== Assigned task 1 ==
In the pandas notebook on Bitcoin data, which six columns does the cell labeled "In [3]:" keep?
== Assigned task 2 ==
Please carry the pandas notebook on Bitcoin data forward from its last line.

# Pandas for Bitcoin (part 2)
DataFrame shift、 diff、pct_change函数  
如何删除列、 还有数据排序、合并DataFrame、删除重复数据、reset_index重置索引、set_index设置索引  
http://pandas.pydata.org/pandas-docs/stable/api.html

In [1]:
# import the dependance 
import pandas as pd
import os

pd.set_option('expand_frame_repr', False)  # 当列太多时不换行
# pd.set_option('display.max_rows', 1000)  # 最多显示行数.
# pd.set_option('precision', 6)  # 浮点数的精度
pd.set_option('display.float_format', lambda x: '%.4f' % x)  # 设置不用科学计数法，保留两位小数.

In [2]:
df = pd.read_csv(filepath_or_buffer='./asset/1560038820000.csv')
df.head()

Unnamed: 0,open_time,open,high,low,close,volume,close_time,quote_volume,trades,taker_base_volue,taker_quote_volume,ignore
0,1559978820000,7907.46,7910.61,7905.03,7906.25,12.0324,1559978879999,95142.1412,165,3.7865,29943.6224,0
1,1559978880000,7906.42,7912.09,7905.1,7910.13,9.9694,1559978939999,78841.6356,122,5.6658,44810.5527,0
2,1559978940000,7908.07,7917.71,7907.0,7914.33,20.8231,1559978999999,164734.7344,194,14.6195,115657.9911,0
3,1559979000000,7914.99,7918.59,7912.92,7917.43,7.1264,1559979059999,56411.7199,130,4.1728,33031.4692,0
4,1559979060000,7916.52,7918.7,7913.16,7914.09,10.4748,1559979119999,82919.0848,113,4.8062,38046.2986,0


In [3]:
df = df[['open_time', 'open', 'high', 'low', 'close', 'volume']]
df.head()

== Dataset excerpts ==
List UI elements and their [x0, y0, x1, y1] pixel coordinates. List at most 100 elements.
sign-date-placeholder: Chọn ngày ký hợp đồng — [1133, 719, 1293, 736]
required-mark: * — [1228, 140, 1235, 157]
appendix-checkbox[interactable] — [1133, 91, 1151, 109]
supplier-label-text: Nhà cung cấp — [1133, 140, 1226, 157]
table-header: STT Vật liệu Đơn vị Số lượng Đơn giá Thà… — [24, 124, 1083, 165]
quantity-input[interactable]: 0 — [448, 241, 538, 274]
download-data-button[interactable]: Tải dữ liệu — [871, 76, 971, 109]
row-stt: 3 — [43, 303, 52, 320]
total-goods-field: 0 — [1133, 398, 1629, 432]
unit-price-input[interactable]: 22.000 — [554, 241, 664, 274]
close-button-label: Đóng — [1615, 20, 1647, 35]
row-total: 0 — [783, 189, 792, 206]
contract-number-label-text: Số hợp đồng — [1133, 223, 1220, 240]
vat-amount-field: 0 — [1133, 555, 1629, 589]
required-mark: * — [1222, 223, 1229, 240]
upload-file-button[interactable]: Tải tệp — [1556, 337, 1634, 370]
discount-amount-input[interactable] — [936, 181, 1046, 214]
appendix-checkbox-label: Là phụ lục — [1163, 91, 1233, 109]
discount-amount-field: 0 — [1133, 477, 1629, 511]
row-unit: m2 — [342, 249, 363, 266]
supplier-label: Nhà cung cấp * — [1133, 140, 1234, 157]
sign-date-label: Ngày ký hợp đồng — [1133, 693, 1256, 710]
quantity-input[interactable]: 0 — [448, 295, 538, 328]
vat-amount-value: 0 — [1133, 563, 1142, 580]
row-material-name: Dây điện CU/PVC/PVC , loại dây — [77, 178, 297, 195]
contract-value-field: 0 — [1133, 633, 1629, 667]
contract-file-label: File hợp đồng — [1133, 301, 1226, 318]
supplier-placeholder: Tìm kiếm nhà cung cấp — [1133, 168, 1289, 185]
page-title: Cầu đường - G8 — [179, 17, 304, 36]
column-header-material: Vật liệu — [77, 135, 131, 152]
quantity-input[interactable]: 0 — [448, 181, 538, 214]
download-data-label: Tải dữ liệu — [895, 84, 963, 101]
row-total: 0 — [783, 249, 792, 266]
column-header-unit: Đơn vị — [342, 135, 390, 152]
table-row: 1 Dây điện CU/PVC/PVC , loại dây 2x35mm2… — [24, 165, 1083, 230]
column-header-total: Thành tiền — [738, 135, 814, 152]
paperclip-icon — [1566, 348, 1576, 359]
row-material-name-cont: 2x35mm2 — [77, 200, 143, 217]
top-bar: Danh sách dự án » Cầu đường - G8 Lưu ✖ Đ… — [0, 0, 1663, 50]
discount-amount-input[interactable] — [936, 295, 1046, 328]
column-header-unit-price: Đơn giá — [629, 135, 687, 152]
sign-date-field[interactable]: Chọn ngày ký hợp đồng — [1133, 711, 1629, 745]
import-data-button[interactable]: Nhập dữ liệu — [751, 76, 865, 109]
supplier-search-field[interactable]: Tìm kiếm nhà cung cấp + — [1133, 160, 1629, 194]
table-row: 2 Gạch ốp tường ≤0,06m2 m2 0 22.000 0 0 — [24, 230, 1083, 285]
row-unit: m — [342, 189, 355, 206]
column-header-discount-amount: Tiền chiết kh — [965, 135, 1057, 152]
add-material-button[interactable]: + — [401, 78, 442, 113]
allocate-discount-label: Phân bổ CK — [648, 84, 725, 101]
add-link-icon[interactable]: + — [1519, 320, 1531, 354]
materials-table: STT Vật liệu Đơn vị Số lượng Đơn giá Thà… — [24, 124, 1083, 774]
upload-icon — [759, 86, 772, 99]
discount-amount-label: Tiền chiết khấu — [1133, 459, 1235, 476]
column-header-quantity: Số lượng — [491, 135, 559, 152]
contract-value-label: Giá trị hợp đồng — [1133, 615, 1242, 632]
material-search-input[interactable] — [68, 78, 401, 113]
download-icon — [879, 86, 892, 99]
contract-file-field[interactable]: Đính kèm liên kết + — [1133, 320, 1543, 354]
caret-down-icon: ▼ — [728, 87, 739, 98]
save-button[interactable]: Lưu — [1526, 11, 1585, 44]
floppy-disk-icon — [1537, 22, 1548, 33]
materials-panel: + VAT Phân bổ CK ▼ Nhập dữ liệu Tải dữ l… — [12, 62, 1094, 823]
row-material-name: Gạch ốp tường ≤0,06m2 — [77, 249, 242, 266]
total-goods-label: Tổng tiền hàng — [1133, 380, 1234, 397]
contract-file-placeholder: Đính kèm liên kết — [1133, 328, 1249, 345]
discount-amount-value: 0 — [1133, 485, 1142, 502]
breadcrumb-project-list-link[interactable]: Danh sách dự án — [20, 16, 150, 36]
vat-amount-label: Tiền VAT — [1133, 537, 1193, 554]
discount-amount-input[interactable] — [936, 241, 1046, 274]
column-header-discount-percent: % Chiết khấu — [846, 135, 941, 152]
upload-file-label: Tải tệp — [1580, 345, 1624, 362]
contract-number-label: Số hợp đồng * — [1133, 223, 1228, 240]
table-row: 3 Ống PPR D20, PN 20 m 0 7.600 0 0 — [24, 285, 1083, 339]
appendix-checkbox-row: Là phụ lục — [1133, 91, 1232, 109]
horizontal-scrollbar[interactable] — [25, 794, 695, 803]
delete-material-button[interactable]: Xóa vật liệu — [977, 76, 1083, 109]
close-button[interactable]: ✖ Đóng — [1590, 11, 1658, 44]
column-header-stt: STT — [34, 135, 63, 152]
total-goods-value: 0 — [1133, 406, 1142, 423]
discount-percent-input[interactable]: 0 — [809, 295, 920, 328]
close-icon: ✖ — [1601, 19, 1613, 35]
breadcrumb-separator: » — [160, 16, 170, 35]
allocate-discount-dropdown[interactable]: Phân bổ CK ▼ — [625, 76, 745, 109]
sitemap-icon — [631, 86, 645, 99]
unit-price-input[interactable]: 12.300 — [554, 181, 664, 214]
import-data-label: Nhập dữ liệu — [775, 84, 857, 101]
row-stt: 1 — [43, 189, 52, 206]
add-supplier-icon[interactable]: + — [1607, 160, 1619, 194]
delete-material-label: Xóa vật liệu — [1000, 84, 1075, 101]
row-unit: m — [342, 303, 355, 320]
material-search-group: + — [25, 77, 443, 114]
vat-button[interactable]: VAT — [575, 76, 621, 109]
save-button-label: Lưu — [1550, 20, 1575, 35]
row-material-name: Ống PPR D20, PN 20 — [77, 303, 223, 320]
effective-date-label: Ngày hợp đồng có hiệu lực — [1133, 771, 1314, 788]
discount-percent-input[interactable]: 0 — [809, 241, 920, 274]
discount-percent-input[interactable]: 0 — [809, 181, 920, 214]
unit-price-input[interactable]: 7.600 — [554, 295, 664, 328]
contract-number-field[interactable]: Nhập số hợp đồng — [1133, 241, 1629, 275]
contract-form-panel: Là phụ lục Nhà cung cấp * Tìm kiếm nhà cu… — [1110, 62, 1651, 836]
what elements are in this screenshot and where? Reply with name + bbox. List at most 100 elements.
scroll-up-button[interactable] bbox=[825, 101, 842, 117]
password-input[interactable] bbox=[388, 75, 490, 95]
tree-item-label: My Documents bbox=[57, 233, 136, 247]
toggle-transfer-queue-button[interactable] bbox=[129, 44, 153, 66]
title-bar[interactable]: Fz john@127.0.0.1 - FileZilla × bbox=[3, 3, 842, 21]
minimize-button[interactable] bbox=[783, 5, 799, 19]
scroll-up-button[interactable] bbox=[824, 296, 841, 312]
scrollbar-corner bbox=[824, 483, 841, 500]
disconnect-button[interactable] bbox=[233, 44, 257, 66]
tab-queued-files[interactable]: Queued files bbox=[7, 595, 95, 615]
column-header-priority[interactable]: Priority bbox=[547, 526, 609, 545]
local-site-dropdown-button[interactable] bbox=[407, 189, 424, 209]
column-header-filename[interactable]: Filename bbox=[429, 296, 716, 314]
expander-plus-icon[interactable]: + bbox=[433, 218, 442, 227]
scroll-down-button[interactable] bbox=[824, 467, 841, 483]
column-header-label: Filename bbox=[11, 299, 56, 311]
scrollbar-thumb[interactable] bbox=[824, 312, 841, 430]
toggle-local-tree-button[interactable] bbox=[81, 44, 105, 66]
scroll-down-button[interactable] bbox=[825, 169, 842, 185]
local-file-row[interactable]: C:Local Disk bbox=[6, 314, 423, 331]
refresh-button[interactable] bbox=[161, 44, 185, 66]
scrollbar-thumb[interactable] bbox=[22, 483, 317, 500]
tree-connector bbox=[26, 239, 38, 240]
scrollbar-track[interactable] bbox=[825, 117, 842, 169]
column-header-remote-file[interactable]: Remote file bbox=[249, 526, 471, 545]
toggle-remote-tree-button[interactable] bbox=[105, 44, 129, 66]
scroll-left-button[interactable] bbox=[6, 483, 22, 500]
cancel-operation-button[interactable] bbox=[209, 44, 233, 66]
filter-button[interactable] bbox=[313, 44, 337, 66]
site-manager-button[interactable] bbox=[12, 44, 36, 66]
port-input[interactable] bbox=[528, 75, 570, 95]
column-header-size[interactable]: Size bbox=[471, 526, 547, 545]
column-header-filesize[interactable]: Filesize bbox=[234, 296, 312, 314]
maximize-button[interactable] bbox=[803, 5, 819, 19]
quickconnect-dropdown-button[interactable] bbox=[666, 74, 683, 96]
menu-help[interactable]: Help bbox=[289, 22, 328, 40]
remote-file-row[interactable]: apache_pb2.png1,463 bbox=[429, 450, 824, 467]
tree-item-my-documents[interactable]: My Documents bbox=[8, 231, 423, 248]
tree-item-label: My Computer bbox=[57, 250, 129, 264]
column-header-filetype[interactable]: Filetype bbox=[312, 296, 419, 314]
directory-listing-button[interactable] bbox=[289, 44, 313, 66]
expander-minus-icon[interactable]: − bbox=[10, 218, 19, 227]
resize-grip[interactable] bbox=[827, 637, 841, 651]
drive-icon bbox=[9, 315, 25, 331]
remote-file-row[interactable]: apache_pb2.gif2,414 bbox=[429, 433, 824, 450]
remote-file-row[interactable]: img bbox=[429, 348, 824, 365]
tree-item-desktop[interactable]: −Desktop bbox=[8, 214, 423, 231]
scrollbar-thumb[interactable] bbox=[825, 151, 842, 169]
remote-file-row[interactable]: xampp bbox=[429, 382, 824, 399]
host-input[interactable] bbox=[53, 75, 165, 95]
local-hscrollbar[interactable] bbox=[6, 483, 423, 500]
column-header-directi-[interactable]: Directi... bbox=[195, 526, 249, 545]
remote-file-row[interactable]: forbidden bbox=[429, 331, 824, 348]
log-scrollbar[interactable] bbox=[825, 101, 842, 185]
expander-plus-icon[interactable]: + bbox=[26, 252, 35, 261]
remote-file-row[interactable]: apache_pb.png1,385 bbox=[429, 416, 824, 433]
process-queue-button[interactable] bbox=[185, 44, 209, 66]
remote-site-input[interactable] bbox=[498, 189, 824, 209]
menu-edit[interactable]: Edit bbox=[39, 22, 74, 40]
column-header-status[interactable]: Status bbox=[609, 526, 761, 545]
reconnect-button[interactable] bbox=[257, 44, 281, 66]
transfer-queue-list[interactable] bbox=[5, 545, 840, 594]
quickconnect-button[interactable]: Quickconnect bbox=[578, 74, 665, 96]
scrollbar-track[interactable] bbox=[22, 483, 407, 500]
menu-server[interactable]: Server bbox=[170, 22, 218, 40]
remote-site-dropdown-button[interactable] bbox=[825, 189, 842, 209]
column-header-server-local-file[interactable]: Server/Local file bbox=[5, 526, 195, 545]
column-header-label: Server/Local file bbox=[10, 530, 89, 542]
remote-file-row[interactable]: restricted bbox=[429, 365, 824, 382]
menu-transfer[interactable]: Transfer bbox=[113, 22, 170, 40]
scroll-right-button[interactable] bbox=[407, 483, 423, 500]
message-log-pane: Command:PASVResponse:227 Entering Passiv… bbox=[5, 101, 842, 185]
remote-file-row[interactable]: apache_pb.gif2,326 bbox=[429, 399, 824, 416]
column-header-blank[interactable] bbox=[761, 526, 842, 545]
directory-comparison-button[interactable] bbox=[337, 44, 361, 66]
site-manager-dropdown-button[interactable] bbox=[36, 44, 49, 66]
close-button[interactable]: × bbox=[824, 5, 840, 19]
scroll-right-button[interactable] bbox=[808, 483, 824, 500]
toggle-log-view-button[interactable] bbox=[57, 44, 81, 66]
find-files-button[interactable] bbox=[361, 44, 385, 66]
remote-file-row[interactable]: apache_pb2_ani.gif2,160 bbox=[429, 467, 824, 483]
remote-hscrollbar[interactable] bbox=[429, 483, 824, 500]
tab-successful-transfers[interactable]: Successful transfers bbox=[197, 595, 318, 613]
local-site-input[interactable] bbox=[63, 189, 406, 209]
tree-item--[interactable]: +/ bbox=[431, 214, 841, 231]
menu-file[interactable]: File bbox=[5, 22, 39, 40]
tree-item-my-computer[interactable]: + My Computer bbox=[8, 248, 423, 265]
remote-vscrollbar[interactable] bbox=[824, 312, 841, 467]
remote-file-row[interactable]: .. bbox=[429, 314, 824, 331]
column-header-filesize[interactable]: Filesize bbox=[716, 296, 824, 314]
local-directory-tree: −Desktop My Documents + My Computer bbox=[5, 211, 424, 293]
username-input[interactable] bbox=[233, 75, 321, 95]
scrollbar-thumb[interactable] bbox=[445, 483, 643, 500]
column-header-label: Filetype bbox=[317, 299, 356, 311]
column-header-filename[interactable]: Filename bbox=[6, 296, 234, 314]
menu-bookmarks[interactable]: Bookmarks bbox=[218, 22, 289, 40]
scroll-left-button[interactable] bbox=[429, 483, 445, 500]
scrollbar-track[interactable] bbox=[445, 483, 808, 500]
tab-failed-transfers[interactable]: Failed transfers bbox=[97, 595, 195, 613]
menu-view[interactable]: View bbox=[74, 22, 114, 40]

== Task result 1 ==
open_time, open, high, low, close, and volume

== Task result 2 ==
Unnamed: 0,open_time,open,high,low,close,volume
0,1559978820000,7907.46,7910.61,7905.03,7906.25,12.0324
1,1559978880000,7906.42,7912.09,7905.1,7910.13,9.9694
2,1559978940000,7908.07,7917.71,7907.0,7914.33,20.8231
3,1559979000000,7914.99,7918.59,7912.92,7917.43,7.1264
4,1559979060000,7916.52,7918.7,7913.16,7914.09,10.4748


In [4]:
# shift some data
df['next_close'] = df['close'].shift(-1)
df['last_close'] = df['close'].shift(1)
df[['close','next_close','last_close']].head()

Unnamed: 0,close,next_close,last_close
0,7906.25,7910.13,
1,7910.13,7914.33,7906.25
2,7914.33,7917.43,7910.13
3,7917.43,7914.09,7914.33
4,7914.09,7919.0,7917.43


In [5]:
# delete some data, method 1
del df['last_close']
df.head()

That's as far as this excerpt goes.